• Problem requirements: Transcribe the lines between the line holding "text-line-17: 《关于在全党大兴调查研究的 <box>97" and the line holding "text-line-12: 库：https://www.xinyuwenchuang.cn/=。公众 <box>97", inclusive, in the items below.

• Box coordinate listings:
☆ ☆ ☆ ☆ ☆ ☆ ☆
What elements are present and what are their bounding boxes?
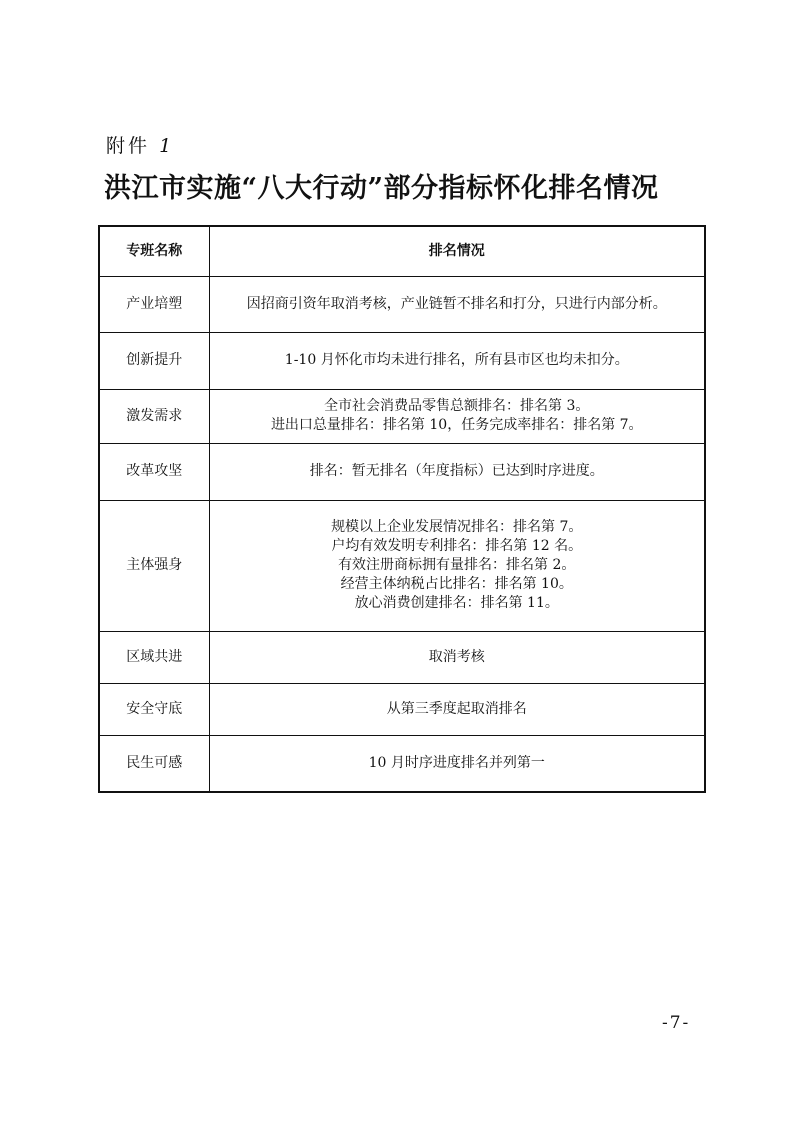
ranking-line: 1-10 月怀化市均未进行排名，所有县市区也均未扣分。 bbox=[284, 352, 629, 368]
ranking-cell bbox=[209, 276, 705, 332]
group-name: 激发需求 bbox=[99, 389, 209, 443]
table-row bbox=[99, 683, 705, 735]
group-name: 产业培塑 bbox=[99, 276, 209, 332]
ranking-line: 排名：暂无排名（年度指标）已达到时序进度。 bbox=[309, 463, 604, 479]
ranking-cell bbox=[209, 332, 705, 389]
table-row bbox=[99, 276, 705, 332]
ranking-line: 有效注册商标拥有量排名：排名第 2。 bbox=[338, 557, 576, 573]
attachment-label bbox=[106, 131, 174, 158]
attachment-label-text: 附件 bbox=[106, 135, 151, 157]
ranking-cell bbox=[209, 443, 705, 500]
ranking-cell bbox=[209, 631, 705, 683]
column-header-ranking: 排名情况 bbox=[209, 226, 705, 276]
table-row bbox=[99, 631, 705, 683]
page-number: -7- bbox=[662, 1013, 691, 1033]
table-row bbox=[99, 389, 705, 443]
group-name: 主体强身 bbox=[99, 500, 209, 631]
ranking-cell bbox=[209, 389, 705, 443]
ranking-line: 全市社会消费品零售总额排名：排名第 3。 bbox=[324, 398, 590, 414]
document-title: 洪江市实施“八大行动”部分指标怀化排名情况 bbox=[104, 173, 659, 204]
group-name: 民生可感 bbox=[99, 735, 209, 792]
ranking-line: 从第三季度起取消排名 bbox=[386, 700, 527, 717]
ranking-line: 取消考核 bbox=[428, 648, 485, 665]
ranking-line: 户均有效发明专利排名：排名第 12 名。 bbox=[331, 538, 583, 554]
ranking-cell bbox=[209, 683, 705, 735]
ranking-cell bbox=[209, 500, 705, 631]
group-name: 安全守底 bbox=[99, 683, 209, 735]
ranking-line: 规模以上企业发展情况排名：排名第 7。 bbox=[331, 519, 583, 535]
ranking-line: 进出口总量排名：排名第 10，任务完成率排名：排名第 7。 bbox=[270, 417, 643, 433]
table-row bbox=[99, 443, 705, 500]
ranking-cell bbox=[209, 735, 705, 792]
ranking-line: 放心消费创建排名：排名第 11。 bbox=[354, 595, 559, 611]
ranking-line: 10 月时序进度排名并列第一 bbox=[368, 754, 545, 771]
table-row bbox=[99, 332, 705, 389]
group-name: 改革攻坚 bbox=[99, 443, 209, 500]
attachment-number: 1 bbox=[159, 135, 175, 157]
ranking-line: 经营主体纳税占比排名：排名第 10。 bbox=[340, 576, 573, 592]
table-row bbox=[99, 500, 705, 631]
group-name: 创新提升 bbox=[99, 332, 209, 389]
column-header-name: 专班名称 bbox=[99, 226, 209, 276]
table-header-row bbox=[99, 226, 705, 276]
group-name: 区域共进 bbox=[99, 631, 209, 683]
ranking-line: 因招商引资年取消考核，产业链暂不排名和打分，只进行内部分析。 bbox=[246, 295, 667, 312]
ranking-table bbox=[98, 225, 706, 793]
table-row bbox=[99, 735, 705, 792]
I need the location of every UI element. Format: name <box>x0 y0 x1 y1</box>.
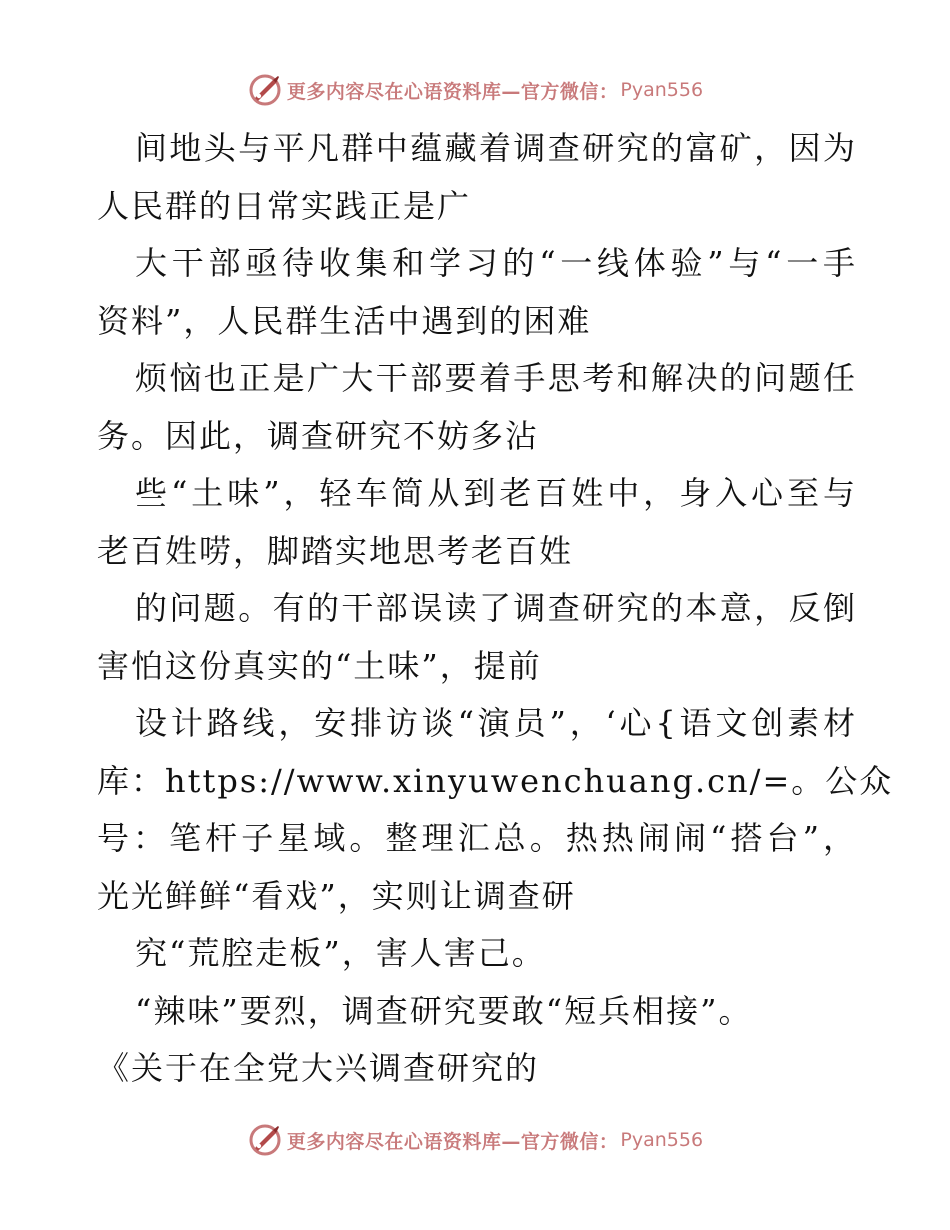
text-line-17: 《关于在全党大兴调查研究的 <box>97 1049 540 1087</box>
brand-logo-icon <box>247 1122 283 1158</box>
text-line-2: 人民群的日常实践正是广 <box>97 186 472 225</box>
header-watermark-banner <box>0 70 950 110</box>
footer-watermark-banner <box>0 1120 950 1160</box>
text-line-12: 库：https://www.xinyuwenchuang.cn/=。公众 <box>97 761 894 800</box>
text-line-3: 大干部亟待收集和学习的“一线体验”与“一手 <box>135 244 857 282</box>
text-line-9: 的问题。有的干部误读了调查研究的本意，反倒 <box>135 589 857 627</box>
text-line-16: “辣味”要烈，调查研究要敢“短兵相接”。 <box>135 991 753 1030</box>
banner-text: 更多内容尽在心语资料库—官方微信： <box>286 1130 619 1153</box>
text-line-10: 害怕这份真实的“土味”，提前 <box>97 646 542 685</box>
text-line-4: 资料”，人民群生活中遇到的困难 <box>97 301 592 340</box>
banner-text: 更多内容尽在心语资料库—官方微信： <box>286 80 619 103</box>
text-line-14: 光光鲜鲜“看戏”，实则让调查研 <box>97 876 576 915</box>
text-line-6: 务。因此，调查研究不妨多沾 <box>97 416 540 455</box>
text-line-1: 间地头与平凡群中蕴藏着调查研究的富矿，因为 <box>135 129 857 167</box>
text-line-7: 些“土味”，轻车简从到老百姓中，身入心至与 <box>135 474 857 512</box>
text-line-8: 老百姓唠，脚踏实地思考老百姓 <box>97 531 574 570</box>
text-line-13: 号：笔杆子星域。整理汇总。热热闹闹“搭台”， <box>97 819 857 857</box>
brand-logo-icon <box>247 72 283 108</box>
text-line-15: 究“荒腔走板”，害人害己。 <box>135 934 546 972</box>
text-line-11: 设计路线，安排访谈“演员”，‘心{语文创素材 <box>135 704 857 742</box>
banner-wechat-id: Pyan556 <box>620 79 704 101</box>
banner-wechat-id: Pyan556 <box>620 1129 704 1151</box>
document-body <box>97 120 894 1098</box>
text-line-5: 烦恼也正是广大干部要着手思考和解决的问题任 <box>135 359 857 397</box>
☆ ☆ ☆ ☆ ☆ ☆ ☆
• Full answer:
text-line-17: 《关于在全党大兴调查研究的 <box>97 1049 540 1087</box>
brand-logo-icon <box>247 1122 283 1158</box>
text-line-2: 人民群的日常实践正是广 <box>97 186 472 225</box>
header-watermark-banner <box>0 70 950 110</box>
footer-watermark-banner <box>0 1120 950 1160</box>
text-line-12: 库：https://www.xinyuwenchuang.cn/=。公众 <box>97 761 894 800</box>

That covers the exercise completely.